* Dataset excerpts *
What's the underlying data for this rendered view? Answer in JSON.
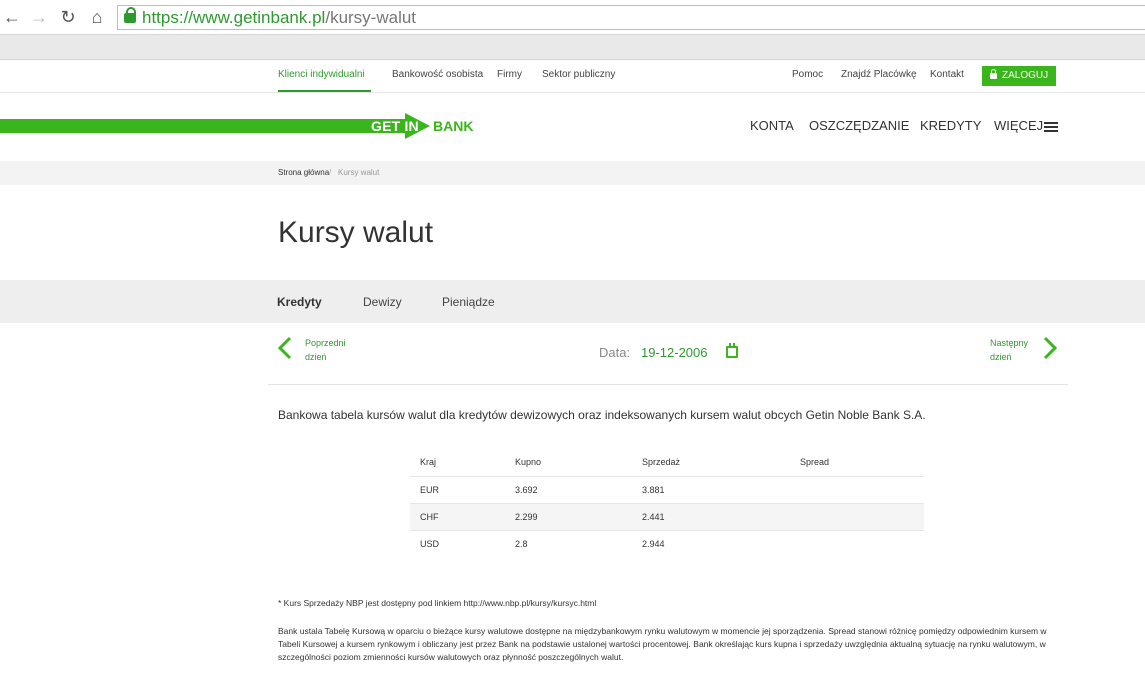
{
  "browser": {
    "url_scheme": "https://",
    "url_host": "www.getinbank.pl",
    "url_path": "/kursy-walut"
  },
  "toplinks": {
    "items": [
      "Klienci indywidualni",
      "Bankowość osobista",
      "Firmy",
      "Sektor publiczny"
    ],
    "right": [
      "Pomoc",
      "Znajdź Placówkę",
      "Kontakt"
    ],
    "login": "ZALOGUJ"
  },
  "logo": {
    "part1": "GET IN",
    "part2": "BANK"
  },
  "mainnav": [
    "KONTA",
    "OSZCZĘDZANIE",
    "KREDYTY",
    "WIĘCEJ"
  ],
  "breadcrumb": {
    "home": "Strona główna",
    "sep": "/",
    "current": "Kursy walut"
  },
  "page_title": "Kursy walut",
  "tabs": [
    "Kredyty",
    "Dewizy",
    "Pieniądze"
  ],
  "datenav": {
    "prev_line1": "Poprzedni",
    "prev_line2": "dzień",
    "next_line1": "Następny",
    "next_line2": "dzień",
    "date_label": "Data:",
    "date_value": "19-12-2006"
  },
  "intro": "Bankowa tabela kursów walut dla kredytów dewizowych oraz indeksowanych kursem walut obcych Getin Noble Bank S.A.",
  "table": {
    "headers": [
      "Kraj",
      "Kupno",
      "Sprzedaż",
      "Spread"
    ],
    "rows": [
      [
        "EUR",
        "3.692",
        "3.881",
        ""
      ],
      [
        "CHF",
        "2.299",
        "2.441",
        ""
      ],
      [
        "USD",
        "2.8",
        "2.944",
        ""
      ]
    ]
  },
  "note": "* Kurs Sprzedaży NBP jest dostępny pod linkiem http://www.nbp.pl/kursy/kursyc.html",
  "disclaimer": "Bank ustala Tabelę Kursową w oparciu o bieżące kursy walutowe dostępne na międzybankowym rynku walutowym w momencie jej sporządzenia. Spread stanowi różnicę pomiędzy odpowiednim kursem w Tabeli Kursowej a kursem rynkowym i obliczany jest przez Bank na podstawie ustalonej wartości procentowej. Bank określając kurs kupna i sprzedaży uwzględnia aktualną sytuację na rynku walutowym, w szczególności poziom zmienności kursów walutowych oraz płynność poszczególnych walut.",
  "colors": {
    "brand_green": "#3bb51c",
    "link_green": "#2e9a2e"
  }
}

--

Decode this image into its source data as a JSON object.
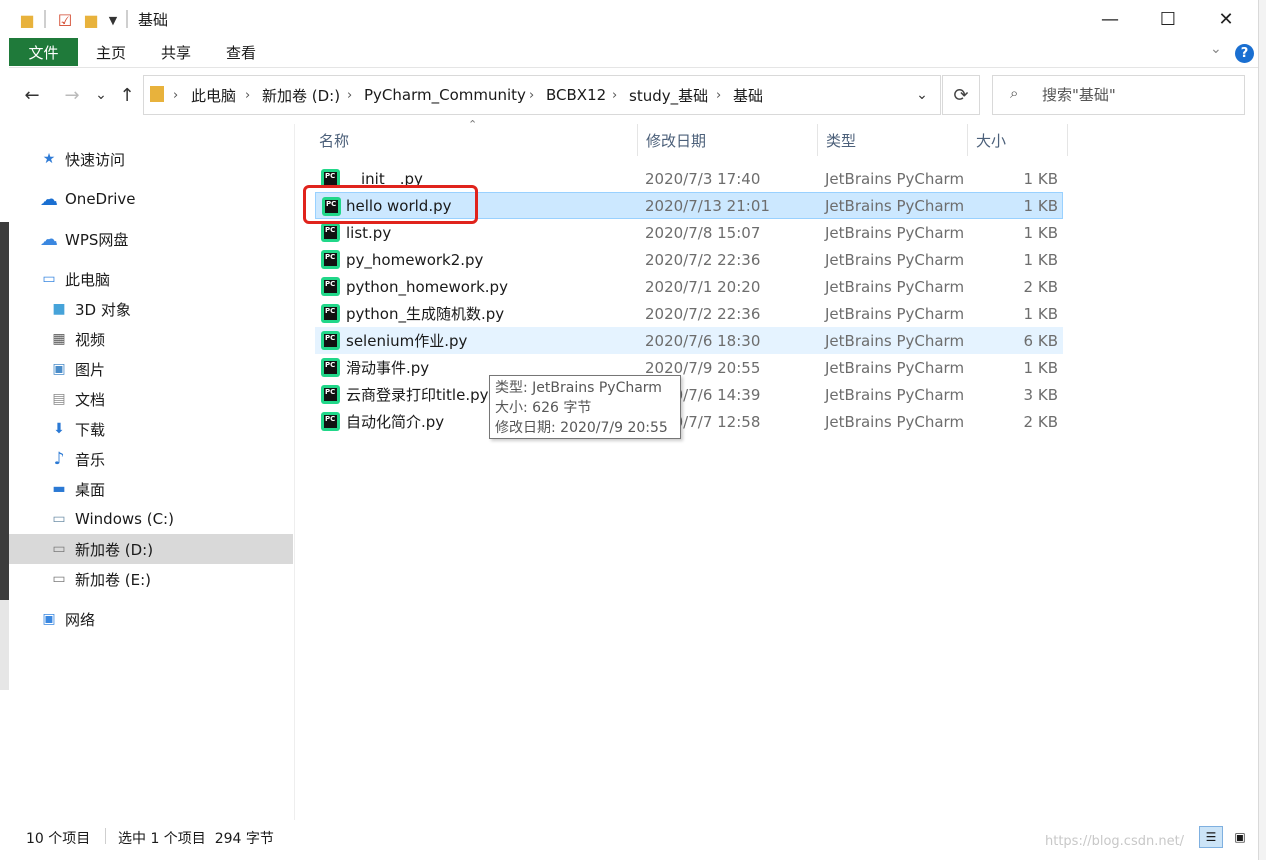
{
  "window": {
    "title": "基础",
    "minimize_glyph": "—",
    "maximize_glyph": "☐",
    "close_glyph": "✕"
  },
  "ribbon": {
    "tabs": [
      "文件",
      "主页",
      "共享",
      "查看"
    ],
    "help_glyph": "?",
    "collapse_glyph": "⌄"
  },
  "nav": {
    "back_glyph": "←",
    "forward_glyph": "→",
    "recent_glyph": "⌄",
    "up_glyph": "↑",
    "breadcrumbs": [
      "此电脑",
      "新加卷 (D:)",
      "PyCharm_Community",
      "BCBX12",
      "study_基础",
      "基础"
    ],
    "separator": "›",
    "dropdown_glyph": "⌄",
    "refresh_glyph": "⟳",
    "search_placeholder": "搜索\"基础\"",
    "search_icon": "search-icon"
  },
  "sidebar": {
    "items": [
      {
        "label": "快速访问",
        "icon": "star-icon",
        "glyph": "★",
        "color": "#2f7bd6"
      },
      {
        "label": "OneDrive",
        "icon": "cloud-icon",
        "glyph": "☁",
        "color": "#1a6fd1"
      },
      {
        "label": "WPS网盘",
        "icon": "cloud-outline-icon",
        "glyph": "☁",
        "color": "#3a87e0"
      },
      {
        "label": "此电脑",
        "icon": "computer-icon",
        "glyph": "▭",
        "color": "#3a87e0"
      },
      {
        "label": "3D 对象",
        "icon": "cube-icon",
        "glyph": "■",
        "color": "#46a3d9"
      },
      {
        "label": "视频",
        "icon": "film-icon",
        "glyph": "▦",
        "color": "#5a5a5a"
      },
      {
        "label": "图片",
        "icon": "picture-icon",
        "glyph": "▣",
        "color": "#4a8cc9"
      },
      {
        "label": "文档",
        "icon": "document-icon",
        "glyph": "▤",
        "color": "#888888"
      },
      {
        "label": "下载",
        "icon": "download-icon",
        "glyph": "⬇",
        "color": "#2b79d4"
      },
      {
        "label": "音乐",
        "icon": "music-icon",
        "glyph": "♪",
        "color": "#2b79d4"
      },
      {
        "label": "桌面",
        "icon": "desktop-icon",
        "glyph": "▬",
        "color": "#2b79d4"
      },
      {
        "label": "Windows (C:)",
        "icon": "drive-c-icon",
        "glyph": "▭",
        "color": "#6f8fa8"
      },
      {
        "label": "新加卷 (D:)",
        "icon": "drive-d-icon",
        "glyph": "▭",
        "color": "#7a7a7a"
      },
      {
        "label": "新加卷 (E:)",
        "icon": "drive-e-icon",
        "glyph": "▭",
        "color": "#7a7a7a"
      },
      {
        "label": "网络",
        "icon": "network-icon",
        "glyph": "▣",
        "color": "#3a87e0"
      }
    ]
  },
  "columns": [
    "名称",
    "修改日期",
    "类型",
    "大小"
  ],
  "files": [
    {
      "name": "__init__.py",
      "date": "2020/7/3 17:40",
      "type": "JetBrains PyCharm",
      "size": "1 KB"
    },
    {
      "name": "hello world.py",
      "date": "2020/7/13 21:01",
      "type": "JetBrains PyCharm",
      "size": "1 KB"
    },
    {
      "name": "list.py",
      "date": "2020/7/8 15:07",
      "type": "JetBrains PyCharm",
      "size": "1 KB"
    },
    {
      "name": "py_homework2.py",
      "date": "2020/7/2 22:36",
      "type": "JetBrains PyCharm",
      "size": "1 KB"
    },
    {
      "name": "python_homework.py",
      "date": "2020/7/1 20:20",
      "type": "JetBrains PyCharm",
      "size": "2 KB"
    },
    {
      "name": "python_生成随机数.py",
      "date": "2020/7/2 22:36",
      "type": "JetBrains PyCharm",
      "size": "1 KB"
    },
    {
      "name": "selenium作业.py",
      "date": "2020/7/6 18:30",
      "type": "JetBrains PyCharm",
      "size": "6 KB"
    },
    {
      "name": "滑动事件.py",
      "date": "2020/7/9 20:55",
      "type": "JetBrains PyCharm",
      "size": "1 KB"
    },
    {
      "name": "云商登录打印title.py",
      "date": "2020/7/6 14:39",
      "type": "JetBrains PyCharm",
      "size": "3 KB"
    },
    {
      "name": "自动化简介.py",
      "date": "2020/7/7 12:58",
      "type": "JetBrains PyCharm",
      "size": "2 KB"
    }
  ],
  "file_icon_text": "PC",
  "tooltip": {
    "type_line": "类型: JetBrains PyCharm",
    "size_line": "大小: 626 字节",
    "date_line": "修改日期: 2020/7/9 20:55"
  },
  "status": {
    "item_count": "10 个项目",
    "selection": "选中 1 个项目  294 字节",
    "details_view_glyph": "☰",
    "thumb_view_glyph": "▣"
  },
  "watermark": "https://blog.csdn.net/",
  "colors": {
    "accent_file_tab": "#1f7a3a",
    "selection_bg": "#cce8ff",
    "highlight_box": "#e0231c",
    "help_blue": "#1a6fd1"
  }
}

* BRIEF *
Extract every line containing the string "JSON" from the material.

* SOLVED EXERCISE *
What's the underlying data for this rendered view? Answer in JSON.
Decode this image into its source data as a JSON object.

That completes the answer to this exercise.